■ **Raw data**
────────
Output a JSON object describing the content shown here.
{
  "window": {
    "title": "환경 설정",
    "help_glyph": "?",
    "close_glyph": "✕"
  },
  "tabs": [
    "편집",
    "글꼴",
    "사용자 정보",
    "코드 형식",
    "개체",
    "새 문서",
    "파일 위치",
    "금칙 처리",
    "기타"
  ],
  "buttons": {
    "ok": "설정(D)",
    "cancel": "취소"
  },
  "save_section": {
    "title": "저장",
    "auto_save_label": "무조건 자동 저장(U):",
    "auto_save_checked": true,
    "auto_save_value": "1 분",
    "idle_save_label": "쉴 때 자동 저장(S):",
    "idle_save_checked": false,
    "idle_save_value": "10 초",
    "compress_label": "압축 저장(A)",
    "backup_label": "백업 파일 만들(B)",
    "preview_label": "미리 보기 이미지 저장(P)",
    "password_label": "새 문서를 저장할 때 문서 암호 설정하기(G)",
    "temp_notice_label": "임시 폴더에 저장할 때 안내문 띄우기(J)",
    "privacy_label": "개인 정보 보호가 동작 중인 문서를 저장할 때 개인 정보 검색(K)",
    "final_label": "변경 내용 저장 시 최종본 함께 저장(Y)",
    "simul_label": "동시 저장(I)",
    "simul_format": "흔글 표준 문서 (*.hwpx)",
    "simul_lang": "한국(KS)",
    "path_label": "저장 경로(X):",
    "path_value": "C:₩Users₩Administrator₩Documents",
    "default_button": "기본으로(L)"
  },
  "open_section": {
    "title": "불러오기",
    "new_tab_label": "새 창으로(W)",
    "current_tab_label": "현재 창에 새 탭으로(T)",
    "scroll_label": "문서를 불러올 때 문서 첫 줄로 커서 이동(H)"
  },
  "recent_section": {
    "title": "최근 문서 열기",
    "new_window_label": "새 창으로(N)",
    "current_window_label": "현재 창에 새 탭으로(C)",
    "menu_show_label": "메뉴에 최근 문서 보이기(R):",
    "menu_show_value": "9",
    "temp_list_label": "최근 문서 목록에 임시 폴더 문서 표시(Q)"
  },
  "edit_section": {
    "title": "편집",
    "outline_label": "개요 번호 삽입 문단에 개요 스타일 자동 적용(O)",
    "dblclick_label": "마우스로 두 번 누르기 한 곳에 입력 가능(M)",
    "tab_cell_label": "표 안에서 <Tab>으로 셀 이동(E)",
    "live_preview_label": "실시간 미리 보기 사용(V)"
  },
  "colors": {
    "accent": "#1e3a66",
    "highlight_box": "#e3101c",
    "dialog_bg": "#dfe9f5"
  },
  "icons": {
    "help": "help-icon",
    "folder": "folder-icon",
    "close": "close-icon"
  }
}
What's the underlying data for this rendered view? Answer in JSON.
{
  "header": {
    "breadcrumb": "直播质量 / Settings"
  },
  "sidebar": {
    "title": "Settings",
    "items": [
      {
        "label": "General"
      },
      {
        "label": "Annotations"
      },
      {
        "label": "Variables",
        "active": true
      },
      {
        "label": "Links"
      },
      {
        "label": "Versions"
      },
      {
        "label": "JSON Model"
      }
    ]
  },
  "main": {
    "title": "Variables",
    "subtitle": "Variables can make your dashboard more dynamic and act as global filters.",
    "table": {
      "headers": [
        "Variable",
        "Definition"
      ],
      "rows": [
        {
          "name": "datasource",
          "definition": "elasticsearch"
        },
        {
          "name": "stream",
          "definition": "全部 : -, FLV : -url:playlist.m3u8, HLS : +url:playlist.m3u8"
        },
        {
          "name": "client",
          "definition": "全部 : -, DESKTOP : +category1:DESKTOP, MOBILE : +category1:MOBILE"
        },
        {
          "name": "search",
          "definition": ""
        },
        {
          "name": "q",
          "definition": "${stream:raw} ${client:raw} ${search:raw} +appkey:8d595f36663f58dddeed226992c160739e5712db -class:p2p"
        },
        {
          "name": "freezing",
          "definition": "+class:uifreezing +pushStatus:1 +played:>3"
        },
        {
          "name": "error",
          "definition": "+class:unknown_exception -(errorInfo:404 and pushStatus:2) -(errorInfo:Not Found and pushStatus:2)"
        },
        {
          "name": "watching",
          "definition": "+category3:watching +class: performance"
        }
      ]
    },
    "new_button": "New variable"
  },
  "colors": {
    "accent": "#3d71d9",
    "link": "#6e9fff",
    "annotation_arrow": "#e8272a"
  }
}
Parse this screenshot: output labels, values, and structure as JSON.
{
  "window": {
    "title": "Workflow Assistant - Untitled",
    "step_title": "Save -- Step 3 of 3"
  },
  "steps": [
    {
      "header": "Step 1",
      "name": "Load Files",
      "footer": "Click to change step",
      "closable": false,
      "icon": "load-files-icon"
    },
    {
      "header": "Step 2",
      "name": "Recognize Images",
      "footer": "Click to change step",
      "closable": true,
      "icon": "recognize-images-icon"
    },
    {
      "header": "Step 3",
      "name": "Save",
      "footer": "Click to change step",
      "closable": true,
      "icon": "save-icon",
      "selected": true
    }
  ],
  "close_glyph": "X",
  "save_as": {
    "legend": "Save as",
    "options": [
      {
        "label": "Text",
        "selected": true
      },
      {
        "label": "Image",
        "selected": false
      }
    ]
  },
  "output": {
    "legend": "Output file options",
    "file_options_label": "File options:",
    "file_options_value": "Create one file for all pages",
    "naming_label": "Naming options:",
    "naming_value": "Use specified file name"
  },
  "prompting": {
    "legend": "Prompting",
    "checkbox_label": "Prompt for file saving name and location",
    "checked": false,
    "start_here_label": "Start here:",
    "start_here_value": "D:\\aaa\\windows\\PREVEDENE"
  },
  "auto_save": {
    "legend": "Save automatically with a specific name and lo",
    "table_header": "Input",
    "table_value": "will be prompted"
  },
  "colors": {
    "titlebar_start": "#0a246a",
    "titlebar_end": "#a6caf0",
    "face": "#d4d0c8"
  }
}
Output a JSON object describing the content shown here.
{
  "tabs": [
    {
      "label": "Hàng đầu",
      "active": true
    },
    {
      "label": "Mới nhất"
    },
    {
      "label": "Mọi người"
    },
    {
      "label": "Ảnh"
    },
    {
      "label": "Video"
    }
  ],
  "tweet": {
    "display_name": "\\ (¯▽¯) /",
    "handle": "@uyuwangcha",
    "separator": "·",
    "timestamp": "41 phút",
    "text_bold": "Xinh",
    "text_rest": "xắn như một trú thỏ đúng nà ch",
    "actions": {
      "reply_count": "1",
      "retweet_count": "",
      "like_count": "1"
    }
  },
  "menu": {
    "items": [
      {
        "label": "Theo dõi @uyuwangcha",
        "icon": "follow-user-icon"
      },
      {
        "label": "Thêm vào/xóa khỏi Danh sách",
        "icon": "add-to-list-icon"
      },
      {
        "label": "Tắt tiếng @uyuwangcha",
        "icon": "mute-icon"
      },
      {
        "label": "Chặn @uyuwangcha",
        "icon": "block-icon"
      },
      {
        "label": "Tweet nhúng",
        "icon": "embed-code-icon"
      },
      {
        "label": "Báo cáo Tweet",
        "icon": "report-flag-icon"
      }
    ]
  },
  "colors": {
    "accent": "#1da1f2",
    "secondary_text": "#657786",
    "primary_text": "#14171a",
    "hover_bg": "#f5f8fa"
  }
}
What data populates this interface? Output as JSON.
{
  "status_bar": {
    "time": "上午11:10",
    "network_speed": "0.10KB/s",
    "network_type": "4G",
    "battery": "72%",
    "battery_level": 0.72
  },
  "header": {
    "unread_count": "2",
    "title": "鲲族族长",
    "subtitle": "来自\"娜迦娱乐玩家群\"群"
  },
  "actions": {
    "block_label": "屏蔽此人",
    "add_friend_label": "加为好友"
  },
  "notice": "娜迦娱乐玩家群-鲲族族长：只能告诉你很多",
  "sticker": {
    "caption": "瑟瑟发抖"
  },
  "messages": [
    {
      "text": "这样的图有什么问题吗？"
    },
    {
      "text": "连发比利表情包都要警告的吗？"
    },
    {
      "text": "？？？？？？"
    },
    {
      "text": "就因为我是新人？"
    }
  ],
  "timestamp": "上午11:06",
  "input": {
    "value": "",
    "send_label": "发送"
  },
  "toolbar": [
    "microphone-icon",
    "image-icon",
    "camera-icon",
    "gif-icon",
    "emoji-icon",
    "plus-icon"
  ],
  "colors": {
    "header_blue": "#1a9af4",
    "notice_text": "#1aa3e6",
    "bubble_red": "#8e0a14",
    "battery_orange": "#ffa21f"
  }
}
────────
■ **Problem to solve**
Report the number of lines that include the string "stream"; return nothing but the count.

■ **Task output**
2